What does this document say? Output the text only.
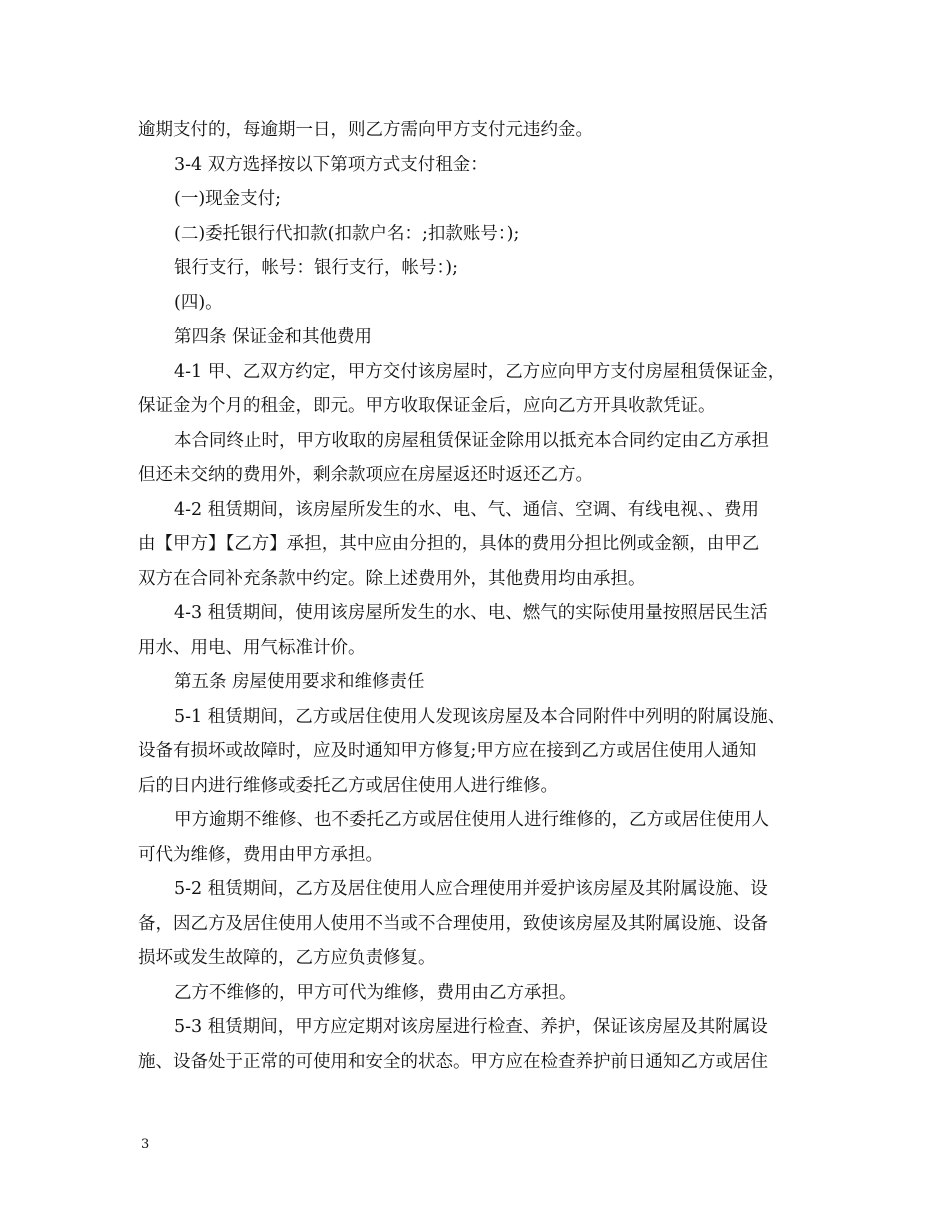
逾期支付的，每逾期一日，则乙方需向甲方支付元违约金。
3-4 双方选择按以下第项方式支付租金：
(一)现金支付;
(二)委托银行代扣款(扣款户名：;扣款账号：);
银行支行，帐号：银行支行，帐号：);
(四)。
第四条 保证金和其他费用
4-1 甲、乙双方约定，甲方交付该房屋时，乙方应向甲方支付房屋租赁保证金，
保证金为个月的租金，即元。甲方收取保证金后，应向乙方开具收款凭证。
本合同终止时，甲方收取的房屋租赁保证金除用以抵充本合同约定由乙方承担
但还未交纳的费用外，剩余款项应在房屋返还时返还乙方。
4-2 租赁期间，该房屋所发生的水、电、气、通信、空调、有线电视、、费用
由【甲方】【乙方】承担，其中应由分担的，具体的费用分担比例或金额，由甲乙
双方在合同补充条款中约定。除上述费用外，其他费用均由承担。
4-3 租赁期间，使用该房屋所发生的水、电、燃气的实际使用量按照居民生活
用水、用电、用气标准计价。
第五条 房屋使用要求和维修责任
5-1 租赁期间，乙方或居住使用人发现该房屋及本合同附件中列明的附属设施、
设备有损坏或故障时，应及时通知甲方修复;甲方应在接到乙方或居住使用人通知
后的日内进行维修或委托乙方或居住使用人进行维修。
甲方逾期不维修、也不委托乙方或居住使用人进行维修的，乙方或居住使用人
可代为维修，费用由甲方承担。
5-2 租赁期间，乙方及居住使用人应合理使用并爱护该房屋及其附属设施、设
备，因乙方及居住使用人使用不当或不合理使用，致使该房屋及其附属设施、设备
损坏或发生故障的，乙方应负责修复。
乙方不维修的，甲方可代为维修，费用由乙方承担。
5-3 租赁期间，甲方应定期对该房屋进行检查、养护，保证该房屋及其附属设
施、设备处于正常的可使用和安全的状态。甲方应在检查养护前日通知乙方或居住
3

* * *

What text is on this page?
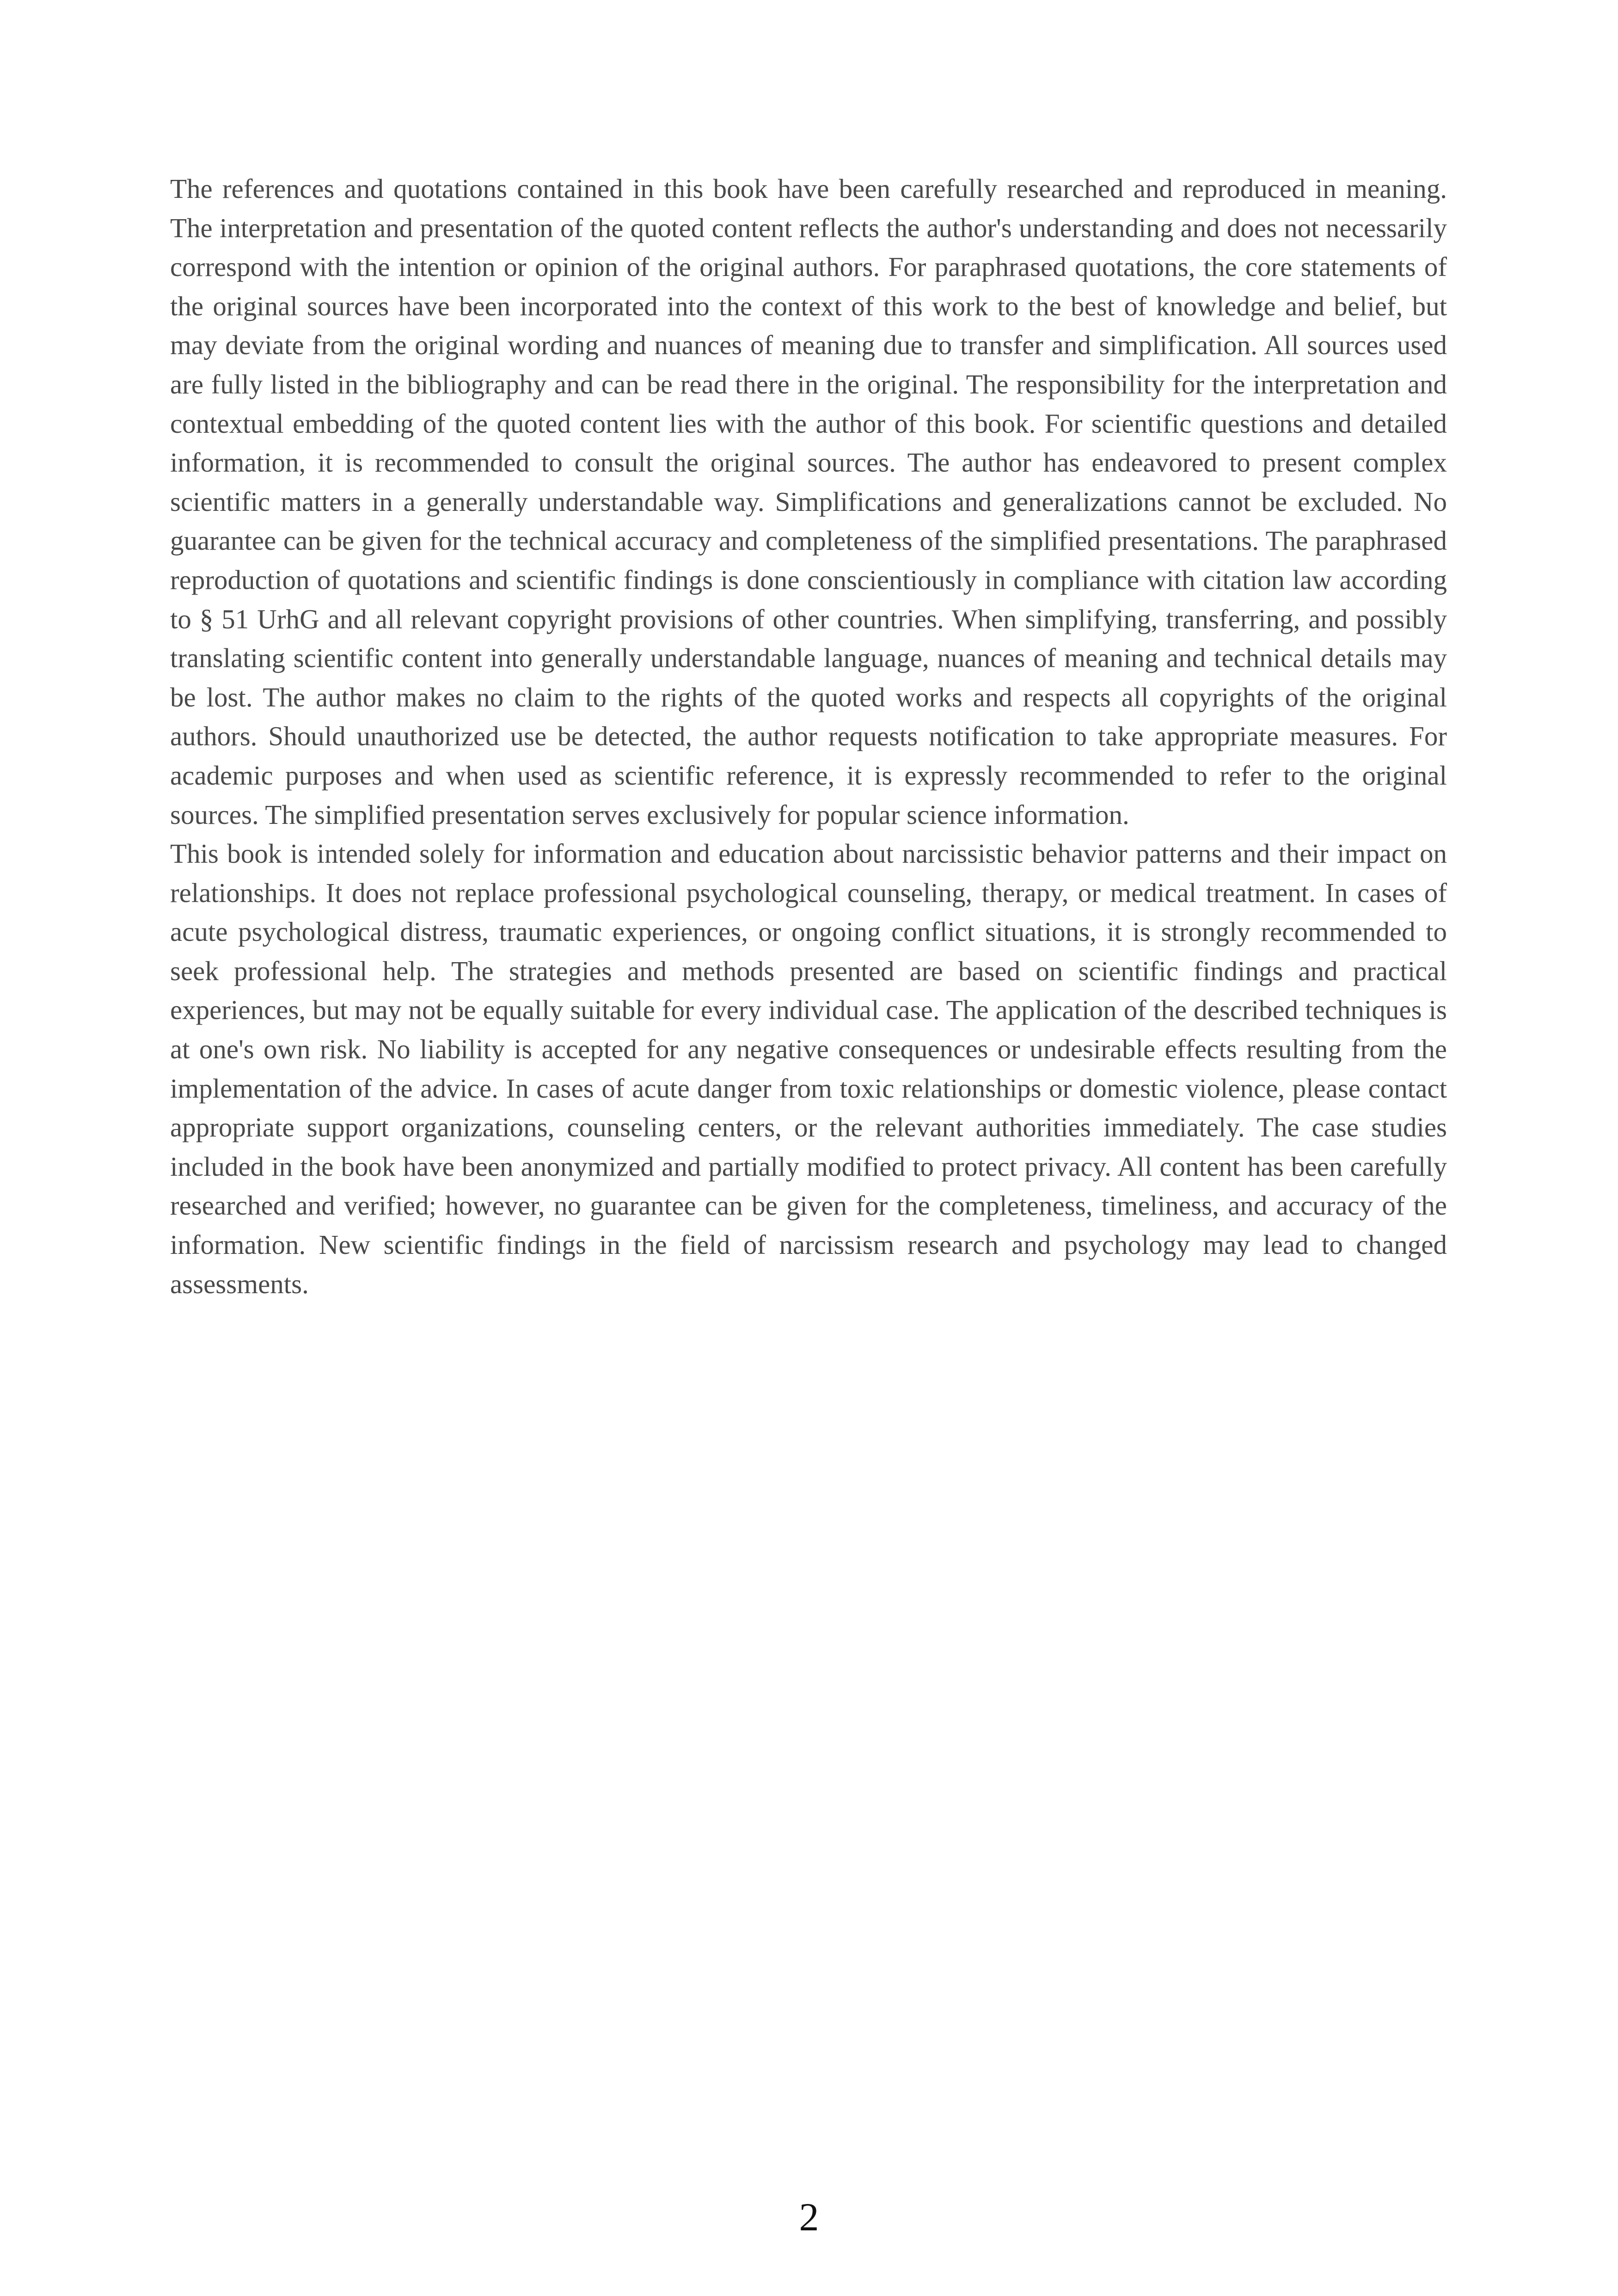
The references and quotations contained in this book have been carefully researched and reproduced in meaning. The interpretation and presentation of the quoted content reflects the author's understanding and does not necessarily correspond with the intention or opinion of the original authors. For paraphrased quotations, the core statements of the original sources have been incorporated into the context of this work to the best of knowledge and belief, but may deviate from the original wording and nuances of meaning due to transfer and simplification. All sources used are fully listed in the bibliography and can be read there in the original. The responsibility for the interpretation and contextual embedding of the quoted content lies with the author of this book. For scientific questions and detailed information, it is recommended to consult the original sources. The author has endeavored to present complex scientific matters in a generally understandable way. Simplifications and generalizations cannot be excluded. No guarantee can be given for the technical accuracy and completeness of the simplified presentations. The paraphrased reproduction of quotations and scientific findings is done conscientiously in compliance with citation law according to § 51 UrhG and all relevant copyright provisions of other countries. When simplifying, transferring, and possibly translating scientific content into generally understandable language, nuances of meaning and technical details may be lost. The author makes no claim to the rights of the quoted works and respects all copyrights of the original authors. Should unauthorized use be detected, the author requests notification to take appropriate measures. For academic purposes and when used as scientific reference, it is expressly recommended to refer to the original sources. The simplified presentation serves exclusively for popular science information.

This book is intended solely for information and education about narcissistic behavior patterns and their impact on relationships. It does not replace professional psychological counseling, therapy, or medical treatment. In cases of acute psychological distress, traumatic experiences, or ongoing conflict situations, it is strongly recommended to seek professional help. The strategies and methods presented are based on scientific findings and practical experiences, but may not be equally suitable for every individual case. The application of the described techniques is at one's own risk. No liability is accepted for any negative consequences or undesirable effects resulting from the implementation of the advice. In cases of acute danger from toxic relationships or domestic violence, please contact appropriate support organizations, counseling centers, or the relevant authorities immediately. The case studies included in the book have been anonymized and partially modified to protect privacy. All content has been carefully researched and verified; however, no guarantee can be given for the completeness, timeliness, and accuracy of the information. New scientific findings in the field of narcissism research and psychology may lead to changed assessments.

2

> [PROBLEM TO SOLVE]
From the entries above, pull out each line that includes "What".

> [WORKED SOLUTION]
What does this document say? Output the text only.
What text is on this page?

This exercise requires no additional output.